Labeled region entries
---
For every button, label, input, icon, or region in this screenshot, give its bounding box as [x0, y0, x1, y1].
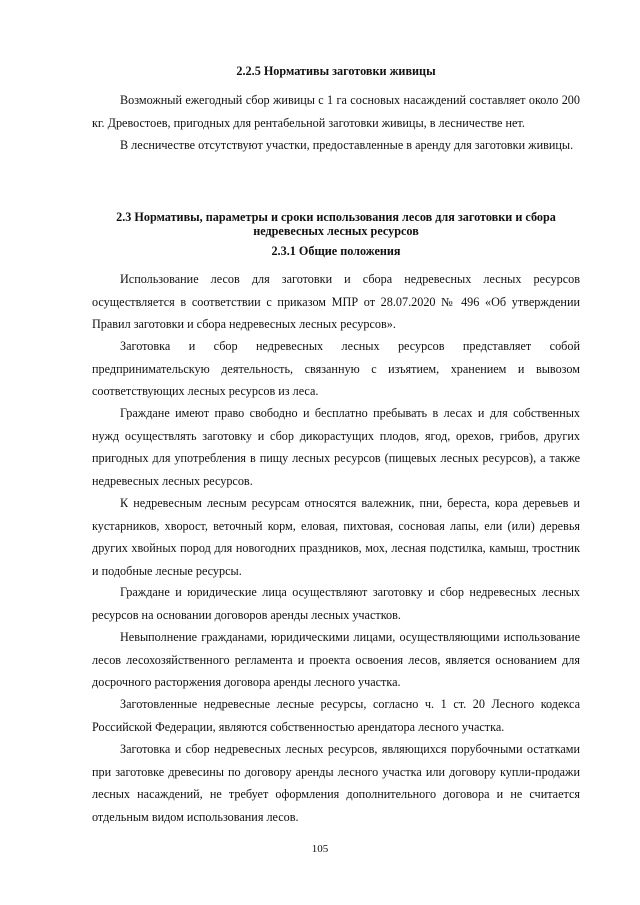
section-heading-2-3-line2: недревесных лесных ресурсов — [253, 224, 419, 238]
paragraph-order-reference: Использование лесов для заготовки и сбора недревесных лесных ресурсов осуществляется в соответствии с приказом МПР от 28.07.2020 № 496 «Об утверждении Правил заготовки и сбора недревесных лесных ресурсов». — [92, 272, 580, 331]
paragraph-logging-residues: Заготовка и сбор недревесных лесных ресурсов, являющихся порубочными остатками при заготовке древесины по договору аренды лесного участка или договору купли-продажи лесных насаждений, не требует оформления дополнительного договора и не считается отдельным видом использования лесов. — [92, 742, 580, 824]
paragraph-resin-lease: В лесничестве отсутствуют участки, предоставленные в аренду для заготовки живицы. — [120, 138, 574, 152]
paragraph-business-activity: Заготовка и сбор недревесных лесных ресурсов представляет собой предпринимательскую деятельность, связанную с изъятием, хранением и вывозом соответствующих лесных ресурсов из леса. — [92, 339, 580, 398]
page-number: 105 — [311, 843, 329, 855]
paragraph-ownership: Заготовленные недревесные лесные ресурсы, согласно ч. 1 ст. 20 Лесного кодекса Российской Федерации, являются собственностью арендатора лесного участка. — [92, 697, 580, 734]
section-heading-2-3-1: 2.3.1 Общие положения — [271, 244, 401, 258]
paragraph-lease-basis: Граждане и юридические лица осуществляют заготовку и сбор недревесных лесных ресурсов на основании договоров аренды лесных участков. — [92, 585, 580, 622]
paragraph-resin-yield: Возможный ежегодный сбор живицы с 1 га сосновых насаждений составляет около 200 кг. Древостоев, пригодных для рентабельной заготовки живицы, в лесничестве нет. — [92, 93, 580, 130]
paragraph-citizens-rights: Граждане имеют право свободно и бесплатно пребывать в лесах и для собственных нужд осуществлять заготовку и сбор дикорастущих плодов, ягод, орехов, грибов, других пригодных для употребления в пищу лесных ресурсов (пищевых лесных ресурсов), а также недревесных лесных ресурсов. — [92, 406, 580, 488]
section-heading-2-2-5: 2.2.5 Нормативы заготовки живицы — [236, 64, 436, 78]
paragraph-lease-termination: Невыполнение гражданами, юридическими лицами, осуществляющими использование лесов лесохозяйственного регламента и проекта освоения лесов, является основанием для досрочного расторжения договора аренды лесного участка. — [92, 630, 580, 689]
section-heading-2-3-line1: 2.3 Нормативы, параметры и сроки использования лесов для заготовки и сбора — [116, 210, 556, 224]
paragraph-resource-list: К недревесным лесным ресурсам относятся валежник, пни, береста, кора деревьев и кустарников, хворост, веточный корм, еловая, пихтовая, сосновая лапы, ели (или) деревья других хвойных пород для новогодних праздников, мох, лесная подстилка, камыш, тростник и подобные лесные ресурсы. — [92, 496, 580, 578]
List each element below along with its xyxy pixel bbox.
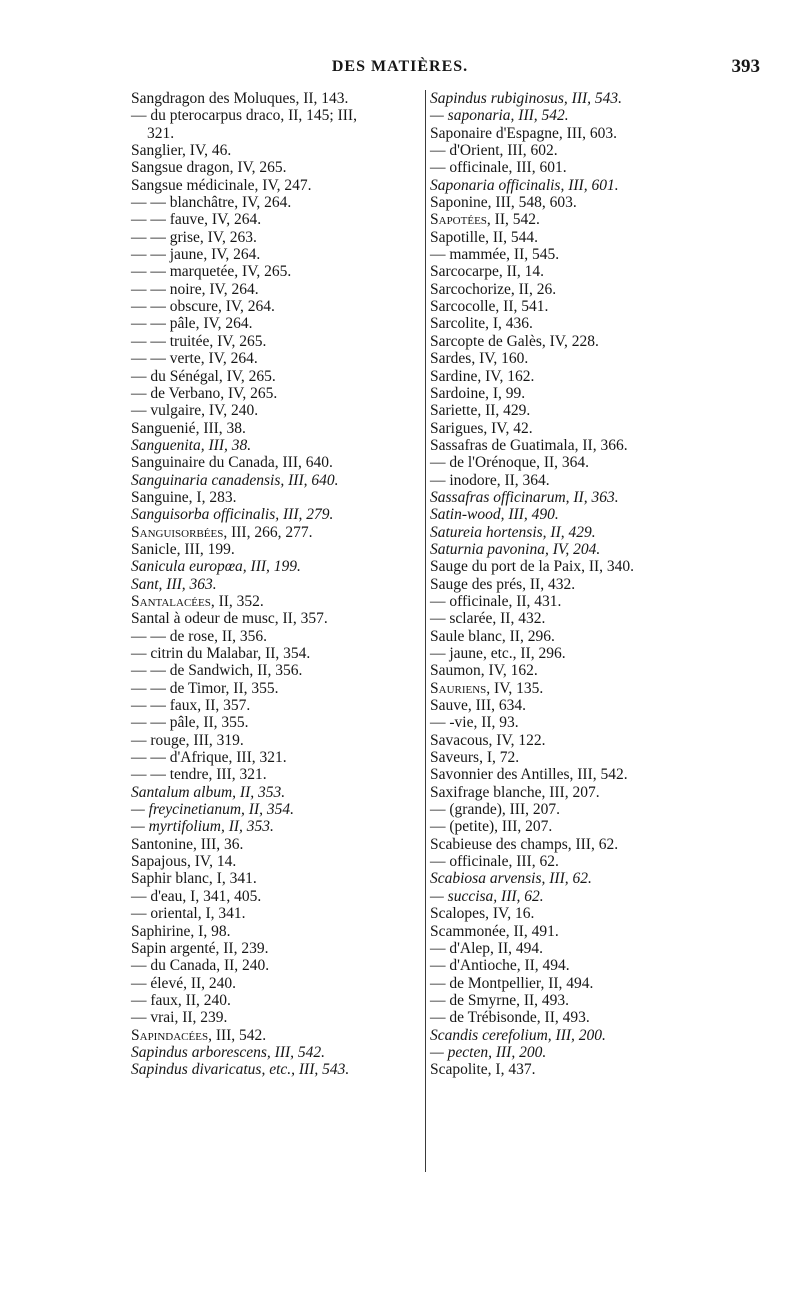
---
# [EXERCISE DETAILS]
Retype all of the rows above exactly, leaving out the pictures.

# [FULL ANSWER]
For every button, label, input, icon, or region in this screenshot, give its bounding box as [x0, y0, x1, y1].
section-heading-2-3-line2: недревесных лесных ресурсов — [253, 224, 419, 238]
paragraph-order-reference: Использование лесов для заготовки и сбора недревесных лесных ресурсов осуществляется в соответствии с приказом МПР от 28.07.2020 № 496 «Об утверждении Правил заготовки и сбора недревесных лесных ресурсов». — [92, 272, 580, 331]
paragraph-logging-residues: Заготовка и сбор недревесных лесных ресурсов, являющихся порубочными остатками при заготовке древесины по договору аренды лесного участка или договору купли-продажи лесных насаждений, не требует оформления дополнительного договора и не считается отдельным видом использования лесов. — [92, 742, 580, 824]
paragraph-resin-lease: В лесничестве отсутствуют участки, предоставленные в аренду для заготовки живицы. — [120, 138, 574, 152]
paragraph-business-activity: Заготовка и сбор недревесных лесных ресурсов представляет собой предпринимательскую деятельность, связанную с изъятием, хранением и вывозом соответствующих лесных ресурсов из леса. — [92, 339, 580, 398]
page-number: 105 — [311, 843, 329, 855]
paragraph-ownership: Заготовленные недревесные лесные ресурсы, согласно ч. 1 ст. 20 Лесного кодекса Российской Федерации, являются собственностью арендатора лесного участка. — [92, 697, 580, 734]
section-heading-2-3-1: 2.3.1 Общие положения — [271, 244, 401, 258]
paragraph-lease-basis: Граждане и юридические лица осуществляют заготовку и сбор недревесных лесных ресурсов на основании договоров аренды лесных участков. — [92, 585, 580, 622]
paragraph-resin-yield: Возможный ежегодный сбор живицы с 1 га сосновых насаждений составляет около 200 кг. Древостоев, пригодных для рентабельной заготовки живицы, в лесничестве нет. — [92, 93, 580, 130]
paragraph-citizens-rights: Граждане имеют право свободно и бесплатно пребывать в лесах и для собственных нужд осуществлять заготовку и сбор дикорастущих плодов, ягод, орехов, грибов, других пригодных для употребления в пищу лесных ресурсов (пищевых лесных ресурсов), а также недревесных лесных ресурсов. — [92, 406, 580, 488]
section-heading-2-2-5: 2.2.5 Нормативы заготовки живицы — [236, 64, 436, 78]
paragraph-lease-termination: Невыполнение гражданами, юридическими лицами, осуществляющими использование лесов лесохозяйственного регламента и проекта освоения лесов, является основанием для досрочного расторжения договора аренды лесного участка. — [92, 630, 580, 689]
section-heading-2-3-line1: 2.3 Нормативы, параметры и сроки использования лесов для заготовки и сбора — [116, 210, 556, 224]
paragraph-resource-list: К недревесным лесным ресурсам относятся валежник, пни, береста, кора деревьев и кустарников, хворост, веточный корм, еловая, пихтовая, сосновая лапы, ели (или) деревья других хвойных пород для новогодних праздников, мох, лесная подстилка, камыш, тростник и подобные лесные ресурсы. — [92, 496, 580, 578]
List each element below along with its xyxy pixel bbox.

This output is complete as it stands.